◆ Written problem 1
Name every country the excerpt about turning radioactive waste into glass mentions as having its own vitrification plants.
◆ Written problem 2
Extend the excerpt about turning radioactive waste into glass by a few paragraphs, beginning after its final sentence.

◆ Supplied text

## START

He said an alternative method is to use ion exchange resins that selectively remove certain constituents such as cesium, a soluble radioactive material in the salt mixture. But he said Westinghouse "simply didn't consider alternatives at the time."
Mr. Campbell said there is enough sludge to run DWPF for eight to 10 more years without a facility to process the "salt cake" layer. He expects, however, that by then there will be an alternative to the ITP Facility.
The waste yet to be processed will come only from SRS, according to Mr. Campbell.
"There are other vitrification plants in France, Japan and Belgium, but each is specifically designed for the waste you have," he said.
Tammy Reynolds, operations manager at DWPF, said the workers inside the plant are well trained to handle the waste. She said operators and mechanics go through a training and qualification process before they set foot in the building.
"A lot of safety controls are in place from pouring the glass into canisters to the storage buildings," Ms. Reynolds said, "If you look at the big picture, we're turning liquid into glass, which is a more suitable form. We're helping put the environment in a more safe condition."

## END

◆ Excerpted data
## START

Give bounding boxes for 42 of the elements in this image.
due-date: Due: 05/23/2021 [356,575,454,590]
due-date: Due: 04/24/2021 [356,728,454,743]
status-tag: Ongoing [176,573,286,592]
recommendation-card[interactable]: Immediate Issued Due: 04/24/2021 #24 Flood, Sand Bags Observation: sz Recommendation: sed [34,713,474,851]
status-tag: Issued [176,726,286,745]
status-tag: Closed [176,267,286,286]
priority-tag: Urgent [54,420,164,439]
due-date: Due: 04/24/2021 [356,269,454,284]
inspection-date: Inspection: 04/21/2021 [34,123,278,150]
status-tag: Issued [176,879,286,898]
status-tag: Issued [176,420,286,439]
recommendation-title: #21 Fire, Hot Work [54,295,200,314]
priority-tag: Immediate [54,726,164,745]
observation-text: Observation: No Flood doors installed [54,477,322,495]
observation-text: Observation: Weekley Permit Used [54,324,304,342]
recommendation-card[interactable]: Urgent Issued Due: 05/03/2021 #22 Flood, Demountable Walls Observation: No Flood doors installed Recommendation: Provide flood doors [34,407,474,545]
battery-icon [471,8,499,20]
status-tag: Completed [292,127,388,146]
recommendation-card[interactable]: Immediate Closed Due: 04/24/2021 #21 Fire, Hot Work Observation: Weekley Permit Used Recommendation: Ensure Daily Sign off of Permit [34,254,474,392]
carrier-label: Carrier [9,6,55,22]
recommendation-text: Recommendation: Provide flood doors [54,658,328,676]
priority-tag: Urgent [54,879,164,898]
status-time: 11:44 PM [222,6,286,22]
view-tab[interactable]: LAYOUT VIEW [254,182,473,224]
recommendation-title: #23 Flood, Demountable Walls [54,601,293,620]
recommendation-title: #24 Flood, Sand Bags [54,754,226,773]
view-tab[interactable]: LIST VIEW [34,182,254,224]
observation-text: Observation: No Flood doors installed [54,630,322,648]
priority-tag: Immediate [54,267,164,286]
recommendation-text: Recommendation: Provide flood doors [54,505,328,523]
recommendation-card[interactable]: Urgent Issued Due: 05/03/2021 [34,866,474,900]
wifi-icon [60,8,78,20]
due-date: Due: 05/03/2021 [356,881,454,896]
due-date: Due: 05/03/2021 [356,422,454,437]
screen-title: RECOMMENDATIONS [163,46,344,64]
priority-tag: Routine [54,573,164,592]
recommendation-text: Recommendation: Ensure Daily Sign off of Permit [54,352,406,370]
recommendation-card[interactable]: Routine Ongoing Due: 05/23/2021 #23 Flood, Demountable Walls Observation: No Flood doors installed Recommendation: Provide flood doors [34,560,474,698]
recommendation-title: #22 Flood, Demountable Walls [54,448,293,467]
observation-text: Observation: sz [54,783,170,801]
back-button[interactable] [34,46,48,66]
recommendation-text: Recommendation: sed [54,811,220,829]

## END

◆ Exercise output 1
France, Japan and Belgium.

◆ Exercise output 2
She said the facility has proven that its technology does work.
"We are constantly looking for areas to improve production rates. We have equipment failures, but nothing out of the ordinary," Ms. Reynolds said.
"When we do have problems, we make that a priority," she said.
The final stop for the glass log canisters is the on-site storage facility that will be full by 2006. Ms. Reynolds said there are plans to build a new glass waste storage building.
Ultimately, the glass canisters will be moved to an underground storage area. Mr. Campbell said Yucca Mountain in Nevada is a site that has been discussed, but no decision has been made.
"Until then, the waste is safely stored here," Mr. Campbell said.
Canisters produced at DWPF for each fiscal year (Oct. 1-Sept. 30)
Fiscal year (Oct. 1-Sept. 30)/Canisters produced
* six months of operation
Reach Jennifer Bishop at (706) 823-3217.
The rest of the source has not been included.